● CHALLENGE
Report each line of the data that has "this" somewhere in it.

● DATASET RECORDS
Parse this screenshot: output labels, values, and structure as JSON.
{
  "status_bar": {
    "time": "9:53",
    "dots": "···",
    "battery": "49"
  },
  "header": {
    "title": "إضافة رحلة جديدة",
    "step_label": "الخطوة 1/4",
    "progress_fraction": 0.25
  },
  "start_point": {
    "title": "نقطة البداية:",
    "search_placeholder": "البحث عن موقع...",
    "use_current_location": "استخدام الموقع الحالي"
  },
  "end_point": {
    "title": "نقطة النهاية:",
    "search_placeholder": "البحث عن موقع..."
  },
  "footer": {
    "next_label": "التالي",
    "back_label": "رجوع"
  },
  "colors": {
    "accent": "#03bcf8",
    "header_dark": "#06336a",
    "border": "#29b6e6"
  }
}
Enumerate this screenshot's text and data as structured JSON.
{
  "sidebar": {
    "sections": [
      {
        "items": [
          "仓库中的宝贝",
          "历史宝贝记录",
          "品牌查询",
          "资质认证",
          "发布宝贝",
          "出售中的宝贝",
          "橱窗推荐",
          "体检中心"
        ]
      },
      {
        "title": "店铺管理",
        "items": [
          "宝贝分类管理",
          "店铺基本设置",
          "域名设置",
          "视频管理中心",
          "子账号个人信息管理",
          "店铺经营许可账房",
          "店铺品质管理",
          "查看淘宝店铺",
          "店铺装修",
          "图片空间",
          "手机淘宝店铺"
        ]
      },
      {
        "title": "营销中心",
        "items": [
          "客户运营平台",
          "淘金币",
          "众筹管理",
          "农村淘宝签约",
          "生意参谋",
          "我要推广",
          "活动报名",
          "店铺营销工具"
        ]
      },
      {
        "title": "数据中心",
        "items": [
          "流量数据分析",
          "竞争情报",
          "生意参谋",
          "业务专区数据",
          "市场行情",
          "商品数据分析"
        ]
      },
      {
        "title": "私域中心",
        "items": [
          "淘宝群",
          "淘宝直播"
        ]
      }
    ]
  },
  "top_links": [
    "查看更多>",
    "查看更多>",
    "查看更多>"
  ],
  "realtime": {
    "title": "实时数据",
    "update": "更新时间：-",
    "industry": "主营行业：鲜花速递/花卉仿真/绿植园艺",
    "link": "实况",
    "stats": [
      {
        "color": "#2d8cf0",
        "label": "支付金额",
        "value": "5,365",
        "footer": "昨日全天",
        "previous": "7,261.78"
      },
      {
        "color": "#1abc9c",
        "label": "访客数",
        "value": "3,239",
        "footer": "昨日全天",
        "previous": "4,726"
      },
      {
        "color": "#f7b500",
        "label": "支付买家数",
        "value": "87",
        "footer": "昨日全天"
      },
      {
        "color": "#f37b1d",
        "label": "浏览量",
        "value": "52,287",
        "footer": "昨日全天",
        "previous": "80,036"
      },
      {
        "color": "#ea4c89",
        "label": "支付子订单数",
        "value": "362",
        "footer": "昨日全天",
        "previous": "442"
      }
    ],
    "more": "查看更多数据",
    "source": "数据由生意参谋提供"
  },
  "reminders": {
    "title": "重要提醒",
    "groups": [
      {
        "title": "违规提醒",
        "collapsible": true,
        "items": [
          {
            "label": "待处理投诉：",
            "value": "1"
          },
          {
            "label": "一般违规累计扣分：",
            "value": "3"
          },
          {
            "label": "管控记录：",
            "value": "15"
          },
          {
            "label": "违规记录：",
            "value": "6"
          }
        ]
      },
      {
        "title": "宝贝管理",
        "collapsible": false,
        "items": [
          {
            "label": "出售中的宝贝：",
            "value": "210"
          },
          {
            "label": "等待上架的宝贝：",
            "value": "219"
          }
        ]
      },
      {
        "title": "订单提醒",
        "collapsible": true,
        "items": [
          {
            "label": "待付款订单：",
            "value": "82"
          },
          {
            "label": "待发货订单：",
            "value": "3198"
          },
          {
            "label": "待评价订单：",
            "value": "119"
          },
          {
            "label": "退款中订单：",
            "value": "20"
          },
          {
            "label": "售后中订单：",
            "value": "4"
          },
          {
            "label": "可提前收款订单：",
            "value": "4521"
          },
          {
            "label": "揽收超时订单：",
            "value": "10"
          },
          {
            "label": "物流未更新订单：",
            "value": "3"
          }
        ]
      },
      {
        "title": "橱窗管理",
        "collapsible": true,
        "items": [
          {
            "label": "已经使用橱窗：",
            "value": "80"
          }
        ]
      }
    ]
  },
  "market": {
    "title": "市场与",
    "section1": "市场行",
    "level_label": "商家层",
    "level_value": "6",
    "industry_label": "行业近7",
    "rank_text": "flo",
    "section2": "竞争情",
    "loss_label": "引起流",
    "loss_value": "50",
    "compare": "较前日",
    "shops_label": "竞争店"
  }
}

● EXERCISE RESULT
Parse this screenshot: output labels, values, and structure as JSON.
Enumerate this screenshot's text and data as structured JSON.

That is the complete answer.